• [Directive]:
Identify every line in the records below that contains the word "will", and reproduce each one.

• [Data]:
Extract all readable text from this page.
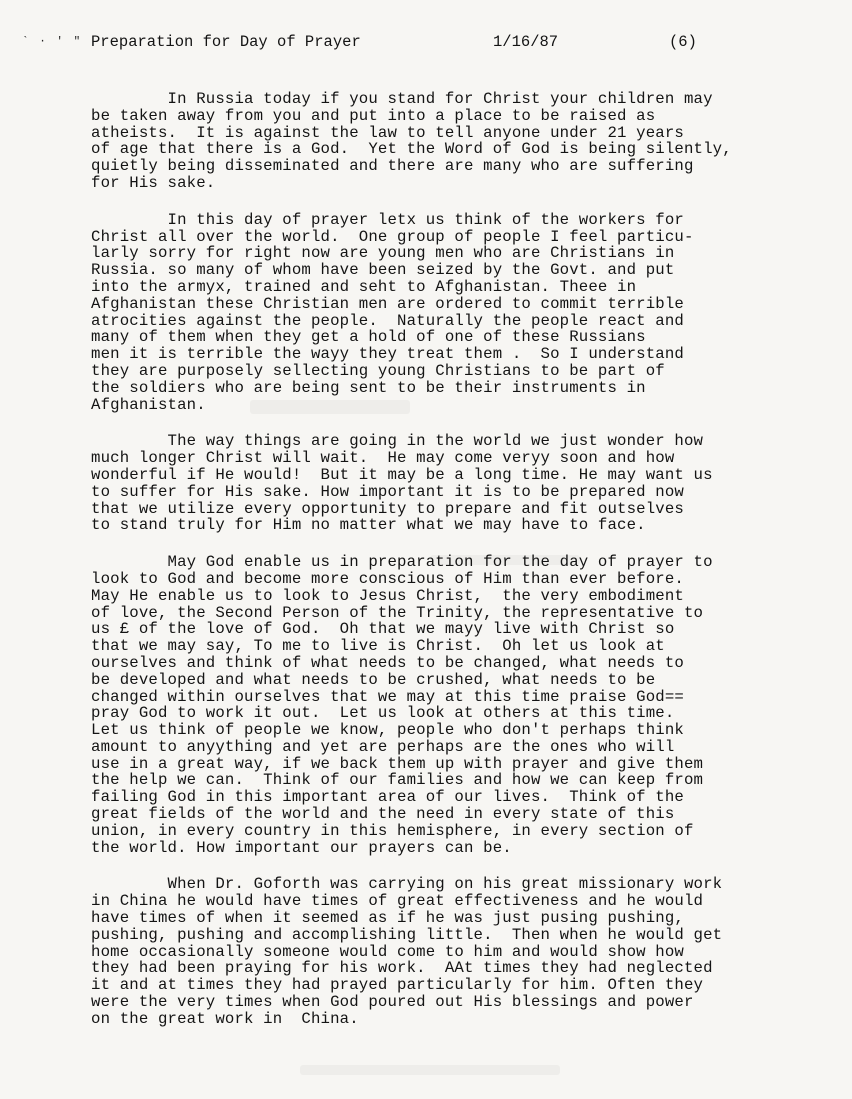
` · ' " Preparation for Day of Prayer	1/16/87	(6)

In Russia today if you stand for Christ your children may
be taken away from you and put into a place to be raised as
atheists.  It is against the law to tell anyone under 21 years
of age that there is a God.  Yet the Word of God is being silently,
quietly being disseminated and there are many who are suffering
for His sake.

In this day of prayer letx us think of the workers for
Christ all over the world.  One group of people I feel particu-
larly sorry for right now are young men who are Christians in
Russia. so many of whom have been seized by the Govt. and put
into the armyx, trained and seht to Afghanistan. Theee in
Afghanistan these Christian men are ordered to commit terrible
atrocities against the people.  Naturally the people react and
many of them when they get a hold of one of these Russians
men it is terrible the wayy they treat them .  So I understand
they are purposely sellecting young Christians to be part of
the soldiers who are being sent to be their instruments in
Afghanistan.

The way things are going in the world we just wonder how
much longer Christ will wait.  He may come veryy soon and how
wonderful if He would!  But it may be a long time. He may want us
to suffer for His sake. How important it is to be prepared now
that we utilize every opportunity to prepare and fit outselves
to stand truly for Him no matter what we may have to face.

May God enable us in preparation for the day of prayer to
look to God and become more conscious of Him than ever before.
May He enable us to look to Jesus Christ,  the very embodiment
of love, the Second Person of the Trinity, the representative to
us £ of the love of God.  Oh that we mayy live with Christ so
that we may say, To me to live is Christ.  Oh let us look at
ourselves and think of what needs to be changed, what needs to
be developed and what needs to be crushed, what needs to be
changed within ourselves that we may at this time praise God==
pray God to work it out.  Let us look at others at this time.
Let us think of people we know, people who don't perhaps think
amount to anyything and yet are perhaps are the ones who will
use in a great way, if we back them up with prayer and give them
the help we can.  Think of our families and how we can keep from
failing God in this important area of our lives.  Think of the
great fields of the world and the need in every state of this
union, in every country in this hemisphere, in every section of
the world. How important our prayers can be.

When Dr. Goforth was carrying on his great missionary work
in China he would have times of great effectiveness and he would
have times of when it seemed as if he was just pusing pushing,
pushing, pushing and accomplishing little.  Then when he would get
home occasionally someone would come to him and would show how
they had been praying for his work.  AAt times they had neglected
it and at times they had prayed particularly for him. Often they
were the very times when God poured out His blessings and power
on the great work in  China.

• [Written solution]:
much longer Christ will wait.  He may come veryy soon and how
amount to anyything and yet are perhaps are the ones who will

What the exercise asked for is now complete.